● Records for this task:

● ● ● ●

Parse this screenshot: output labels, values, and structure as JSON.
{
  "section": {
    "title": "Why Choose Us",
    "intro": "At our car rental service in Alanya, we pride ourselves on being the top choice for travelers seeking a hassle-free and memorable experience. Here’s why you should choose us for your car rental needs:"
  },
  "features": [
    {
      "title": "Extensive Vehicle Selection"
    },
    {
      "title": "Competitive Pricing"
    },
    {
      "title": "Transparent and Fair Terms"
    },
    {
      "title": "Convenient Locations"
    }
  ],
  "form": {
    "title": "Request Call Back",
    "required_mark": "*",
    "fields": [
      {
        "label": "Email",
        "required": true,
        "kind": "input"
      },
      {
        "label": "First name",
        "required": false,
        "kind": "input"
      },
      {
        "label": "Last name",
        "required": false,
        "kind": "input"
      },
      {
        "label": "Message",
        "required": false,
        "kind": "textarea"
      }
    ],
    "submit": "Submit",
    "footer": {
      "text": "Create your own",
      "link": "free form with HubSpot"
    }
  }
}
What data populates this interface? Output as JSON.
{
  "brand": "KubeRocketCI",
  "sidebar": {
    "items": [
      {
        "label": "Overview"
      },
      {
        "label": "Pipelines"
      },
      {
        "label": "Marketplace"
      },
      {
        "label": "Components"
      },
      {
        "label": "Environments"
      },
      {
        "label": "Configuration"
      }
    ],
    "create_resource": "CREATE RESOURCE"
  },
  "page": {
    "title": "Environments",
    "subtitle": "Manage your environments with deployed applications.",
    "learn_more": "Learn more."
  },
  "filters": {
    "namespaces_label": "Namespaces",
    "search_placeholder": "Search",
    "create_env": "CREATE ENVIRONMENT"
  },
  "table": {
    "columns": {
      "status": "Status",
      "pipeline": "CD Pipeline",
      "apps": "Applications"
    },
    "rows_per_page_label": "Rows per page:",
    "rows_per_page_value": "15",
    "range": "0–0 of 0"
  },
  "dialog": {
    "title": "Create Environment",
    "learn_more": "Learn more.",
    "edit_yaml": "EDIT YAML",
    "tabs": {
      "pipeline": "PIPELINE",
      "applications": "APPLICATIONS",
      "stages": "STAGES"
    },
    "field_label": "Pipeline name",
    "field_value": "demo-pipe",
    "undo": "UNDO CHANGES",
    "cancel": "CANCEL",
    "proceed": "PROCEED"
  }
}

● ● ● ●

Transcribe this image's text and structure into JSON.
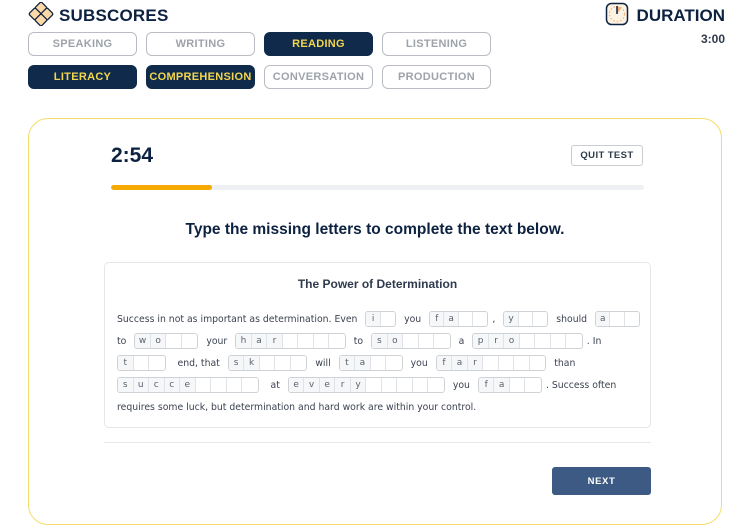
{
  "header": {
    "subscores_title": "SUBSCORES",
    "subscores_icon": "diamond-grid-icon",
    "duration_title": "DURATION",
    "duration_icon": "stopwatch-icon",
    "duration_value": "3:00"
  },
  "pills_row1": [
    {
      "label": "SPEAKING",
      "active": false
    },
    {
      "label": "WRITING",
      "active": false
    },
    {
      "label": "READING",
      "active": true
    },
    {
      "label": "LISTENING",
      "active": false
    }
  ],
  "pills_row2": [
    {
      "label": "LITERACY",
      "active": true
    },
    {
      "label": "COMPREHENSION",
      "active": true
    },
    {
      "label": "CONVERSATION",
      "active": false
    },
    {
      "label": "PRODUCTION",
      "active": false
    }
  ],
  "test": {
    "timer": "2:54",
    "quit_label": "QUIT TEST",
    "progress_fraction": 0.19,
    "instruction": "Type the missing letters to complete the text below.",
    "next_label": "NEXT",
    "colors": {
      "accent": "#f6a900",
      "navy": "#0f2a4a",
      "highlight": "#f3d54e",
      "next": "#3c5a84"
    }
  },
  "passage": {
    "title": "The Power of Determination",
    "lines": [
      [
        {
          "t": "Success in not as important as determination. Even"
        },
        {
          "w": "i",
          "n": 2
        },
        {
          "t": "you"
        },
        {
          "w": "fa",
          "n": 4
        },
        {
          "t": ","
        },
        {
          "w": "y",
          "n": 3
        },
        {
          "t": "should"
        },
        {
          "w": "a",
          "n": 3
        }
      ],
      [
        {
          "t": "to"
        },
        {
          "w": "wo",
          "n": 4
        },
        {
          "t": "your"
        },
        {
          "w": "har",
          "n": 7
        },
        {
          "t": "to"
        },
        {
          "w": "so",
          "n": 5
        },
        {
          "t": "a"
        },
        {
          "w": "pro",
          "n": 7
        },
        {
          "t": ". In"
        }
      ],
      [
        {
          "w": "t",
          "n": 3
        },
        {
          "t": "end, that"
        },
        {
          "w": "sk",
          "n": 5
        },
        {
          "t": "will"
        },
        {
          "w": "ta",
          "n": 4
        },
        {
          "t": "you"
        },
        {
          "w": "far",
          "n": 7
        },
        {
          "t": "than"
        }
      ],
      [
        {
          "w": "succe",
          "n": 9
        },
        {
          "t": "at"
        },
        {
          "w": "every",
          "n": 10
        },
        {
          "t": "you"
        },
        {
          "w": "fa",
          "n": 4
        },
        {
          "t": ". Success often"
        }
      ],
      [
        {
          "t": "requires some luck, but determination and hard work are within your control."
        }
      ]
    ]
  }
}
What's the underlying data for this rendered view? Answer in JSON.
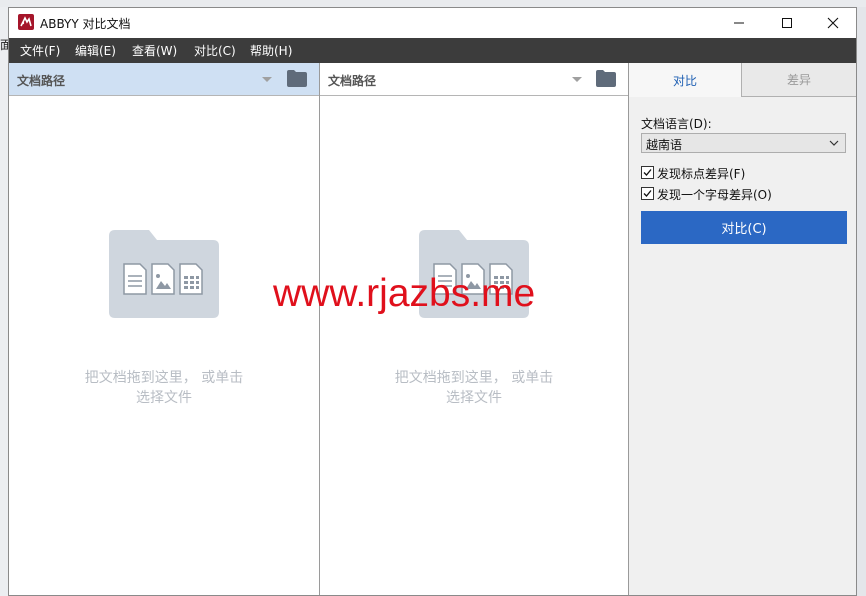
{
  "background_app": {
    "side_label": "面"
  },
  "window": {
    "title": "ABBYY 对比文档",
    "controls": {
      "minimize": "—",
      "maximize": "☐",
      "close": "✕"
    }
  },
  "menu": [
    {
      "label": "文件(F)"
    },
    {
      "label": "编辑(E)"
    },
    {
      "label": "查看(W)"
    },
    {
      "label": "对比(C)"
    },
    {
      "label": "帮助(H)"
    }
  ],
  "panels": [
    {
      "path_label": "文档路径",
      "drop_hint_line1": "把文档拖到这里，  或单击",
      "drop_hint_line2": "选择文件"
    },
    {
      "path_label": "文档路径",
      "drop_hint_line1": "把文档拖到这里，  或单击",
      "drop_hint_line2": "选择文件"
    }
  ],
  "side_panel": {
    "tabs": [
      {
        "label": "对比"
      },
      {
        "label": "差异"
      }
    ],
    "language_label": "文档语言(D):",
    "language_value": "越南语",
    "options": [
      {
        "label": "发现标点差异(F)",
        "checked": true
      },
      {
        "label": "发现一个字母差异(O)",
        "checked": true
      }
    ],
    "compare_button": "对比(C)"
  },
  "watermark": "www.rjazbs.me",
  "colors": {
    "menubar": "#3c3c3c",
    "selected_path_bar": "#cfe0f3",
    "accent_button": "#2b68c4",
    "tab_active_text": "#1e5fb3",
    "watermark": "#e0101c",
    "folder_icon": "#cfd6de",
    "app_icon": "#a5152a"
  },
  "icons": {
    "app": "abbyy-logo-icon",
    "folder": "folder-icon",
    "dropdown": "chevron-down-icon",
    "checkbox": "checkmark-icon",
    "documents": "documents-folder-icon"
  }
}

● ● ● ●

● Goal:
Find the lines above holding the word "Success" and show them.

● Written response:
          "t": "Success in not as important as determination. Even"
          "t": ". Success often"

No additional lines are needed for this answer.